### DESCRIPTION OF THE TASK
Each record below should be output verbatim, without pictures.

### INFORMATION SHOWN
----------

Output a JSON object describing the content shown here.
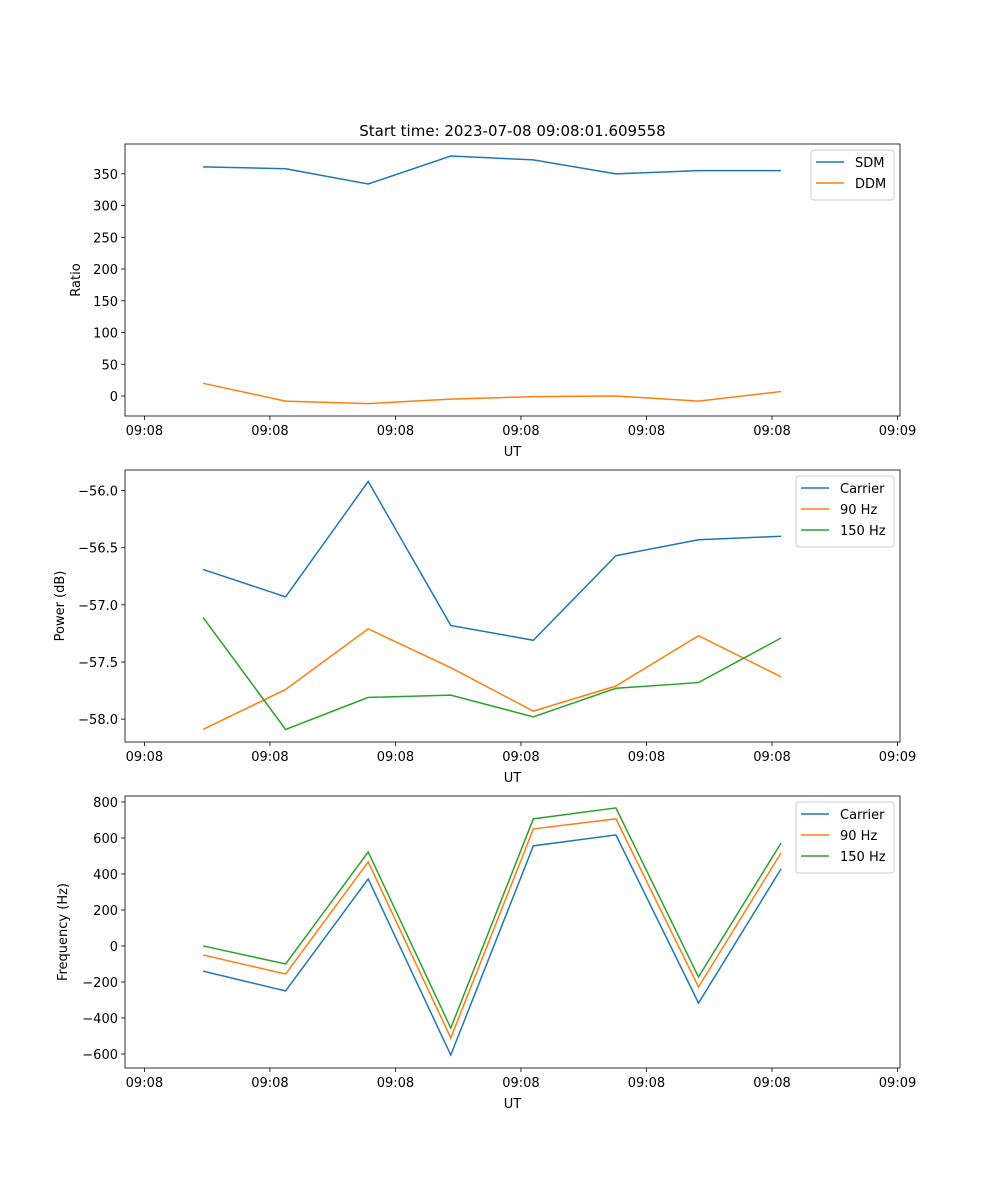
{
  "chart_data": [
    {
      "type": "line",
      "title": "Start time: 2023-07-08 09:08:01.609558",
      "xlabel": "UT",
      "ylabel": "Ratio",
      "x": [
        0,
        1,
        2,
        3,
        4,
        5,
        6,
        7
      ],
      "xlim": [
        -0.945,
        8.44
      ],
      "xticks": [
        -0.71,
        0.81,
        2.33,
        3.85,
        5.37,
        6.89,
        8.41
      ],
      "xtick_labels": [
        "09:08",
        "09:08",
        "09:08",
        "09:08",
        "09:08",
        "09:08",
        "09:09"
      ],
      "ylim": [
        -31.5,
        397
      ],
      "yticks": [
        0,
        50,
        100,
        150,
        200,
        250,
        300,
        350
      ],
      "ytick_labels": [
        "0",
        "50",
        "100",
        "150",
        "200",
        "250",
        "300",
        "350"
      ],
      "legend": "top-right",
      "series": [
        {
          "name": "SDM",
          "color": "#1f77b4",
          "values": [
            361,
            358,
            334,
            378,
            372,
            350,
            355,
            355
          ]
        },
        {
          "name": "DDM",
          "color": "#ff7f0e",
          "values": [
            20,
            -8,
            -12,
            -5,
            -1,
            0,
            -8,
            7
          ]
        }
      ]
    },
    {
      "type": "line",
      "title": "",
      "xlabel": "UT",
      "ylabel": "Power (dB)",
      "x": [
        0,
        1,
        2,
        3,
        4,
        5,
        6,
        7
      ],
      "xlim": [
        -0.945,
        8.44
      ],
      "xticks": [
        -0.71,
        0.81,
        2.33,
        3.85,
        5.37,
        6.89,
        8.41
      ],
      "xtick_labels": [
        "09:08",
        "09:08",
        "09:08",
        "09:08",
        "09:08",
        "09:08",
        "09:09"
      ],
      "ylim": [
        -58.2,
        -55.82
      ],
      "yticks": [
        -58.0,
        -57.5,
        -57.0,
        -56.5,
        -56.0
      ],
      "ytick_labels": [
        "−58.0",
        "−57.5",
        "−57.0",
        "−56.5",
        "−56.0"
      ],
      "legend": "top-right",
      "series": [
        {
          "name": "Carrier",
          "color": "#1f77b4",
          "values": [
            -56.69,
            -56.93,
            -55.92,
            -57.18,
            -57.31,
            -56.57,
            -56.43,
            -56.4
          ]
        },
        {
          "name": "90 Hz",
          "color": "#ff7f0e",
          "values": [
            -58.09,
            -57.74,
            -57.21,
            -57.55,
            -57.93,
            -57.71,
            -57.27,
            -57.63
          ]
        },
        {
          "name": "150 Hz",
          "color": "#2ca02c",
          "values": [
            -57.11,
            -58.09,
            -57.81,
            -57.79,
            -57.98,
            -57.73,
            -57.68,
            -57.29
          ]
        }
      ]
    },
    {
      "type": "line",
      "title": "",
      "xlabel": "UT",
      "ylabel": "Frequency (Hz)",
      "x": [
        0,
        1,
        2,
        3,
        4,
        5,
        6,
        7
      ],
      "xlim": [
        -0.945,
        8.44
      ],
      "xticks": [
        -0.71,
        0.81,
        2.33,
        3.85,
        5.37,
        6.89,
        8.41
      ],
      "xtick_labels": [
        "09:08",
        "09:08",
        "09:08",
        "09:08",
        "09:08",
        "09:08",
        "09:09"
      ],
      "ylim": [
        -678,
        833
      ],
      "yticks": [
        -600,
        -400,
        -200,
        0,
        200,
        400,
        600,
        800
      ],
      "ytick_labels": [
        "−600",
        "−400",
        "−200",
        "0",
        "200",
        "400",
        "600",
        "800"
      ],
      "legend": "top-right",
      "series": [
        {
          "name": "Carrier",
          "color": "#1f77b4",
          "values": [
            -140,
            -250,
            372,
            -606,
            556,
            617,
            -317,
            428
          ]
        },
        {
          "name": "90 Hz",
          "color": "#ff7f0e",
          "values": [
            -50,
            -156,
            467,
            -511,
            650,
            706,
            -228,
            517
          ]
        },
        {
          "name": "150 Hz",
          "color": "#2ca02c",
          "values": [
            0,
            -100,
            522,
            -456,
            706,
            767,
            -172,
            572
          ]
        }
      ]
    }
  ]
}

----------

### TASK RESULT
Output a JSON object describing the content shown here.
{
  "chart_data": [
    {
      "type": "line",
      "title": "Start time: 2023-07-08 09:08:01.609558",
      "xlabel": "UT",
      "ylabel": "Ratio",
      "x": [
        0,
        1,
        2,
        3,
        4,
        5,
        6,
        7
      ],
      "xlim": [
        -0.945,
        8.44
      ],
      "xticks": [
        -0.71,
        0.81,
        2.33,
        3.85,
        5.37,
        6.89,
        8.41
      ],
      "xtick_labels": [
        "09:08",
        "09:08",
        "09:08",
        "09:08",
        "09:08",
        "09:08",
        "09:09"
      ],
      "ylim": [
        -31.5,
        397
      ],
      "yticks": [
        0,
        50,
        100,
        150,
        200,
        250,
        300,
        350
      ],
      "ytick_labels": [
        "0",
        "50",
        "100",
        "150",
        "200",
        "250",
        "300",
        "350"
      ],
      "legend": "top-right",
      "series": [
        {
          "name": "SDM",
          "color": "#1f77b4",
          "values": [
            361,
            358,
            334,
            378,
            372,
            350,
            355,
            355
          ]
        },
        {
          "name": "DDM",
          "color": "#ff7f0e",
          "values": [
            20,
            -8,
            -12,
            -5,
            -1,
            0,
            -8,
            7
          ]
        }
      ]
    },
    {
      "type": "line",
      "title": "",
      "xlabel": "UT",
      "ylabel": "Power (dB)",
      "x": [
        0,
        1,
        2,
        3,
        4,
        5,
        6,
        7
      ],
      "xlim": [
        -0.945,
        8.44
      ],
      "xticks": [
        -0.71,
        0.81,
        2.33,
        3.85,
        5.37,
        6.89,
        8.41
      ],
      "xtick_labels": [
        "09:08",
        "09:08",
        "09:08",
        "09:08",
        "09:08",
        "09:08",
        "09:09"
      ],
      "ylim": [
        -58.2,
        -55.82
      ],
      "yticks": [
        -58.0,
        -57.5,
        -57.0,
        -56.5,
        -56.0
      ],
      "ytick_labels": [
        "−58.0",
        "−57.5",
        "−57.0",
        "−56.5",
        "−56.0"
      ],
      "legend": "top-right",
      "series": [
        {
          "name": "Carrier",
          "color": "#1f77b4",
          "values": [
            -56.69,
            -56.93,
            -55.92,
            -57.18,
            -57.31,
            -56.57,
            -56.43,
            -56.4
          ]
        },
        {
          "name": "90 Hz",
          "color": "#ff7f0e",
          "values": [
            -58.09,
            -57.74,
            -57.21,
            -57.55,
            -57.93,
            -57.71,
            -57.27,
            -57.63
          ]
        },
        {
          "name": "150 Hz",
          "color": "#2ca02c",
          "values": [
            -57.11,
            -58.09,
            -57.81,
            -57.79,
            -57.98,
            -57.73,
            -57.68,
            -57.29
          ]
        }
      ]
    },
    {
      "type": "line",
      "title": "",
      "xlabel": "UT",
      "ylabel": "Frequency (Hz)",
      "x": [
        0,
        1,
        2,
        3,
        4,
        5,
        6,
        7
      ],
      "xlim": [
        -0.945,
        8.44
      ],
      "xticks": [
        -0.71,
        0.81,
        2.33,
        3.85,
        5.37,
        6.89,
        8.41
      ],
      "xtick_labels": [
        "09:08",
        "09:08",
        "09:08",
        "09:08",
        "09:08",
        "09:08",
        "09:09"
      ],
      "ylim": [
        -678,
        833
      ],
      "yticks": [
        -600,
        -400,
        -200,
        0,
        200,
        400,
        600,
        800
      ],
      "ytick_labels": [
        "−600",
        "−400",
        "−200",
        "0",
        "200",
        "400",
        "600",
        "800"
      ],
      "legend": "top-right",
      "series": [
        {
          "name": "Carrier",
          "color": "#1f77b4",
          "values": [
            -140,
            -250,
            372,
            -606,
            556,
            617,
            -317,
            428
          ]
        },
        {
          "name": "90 Hz",
          "color": "#ff7f0e",
          "values": [
            -50,
            -156,
            467,
            -511,
            650,
            706,
            -228,
            517
          ]
        },
        {
          "name": "150 Hz",
          "color": "#2ca02c",
          "values": [
            0,
            -100,
            522,
            -456,
            706,
            767,
            -172,
            572
          ]
        }
      ]
    }
  ]
}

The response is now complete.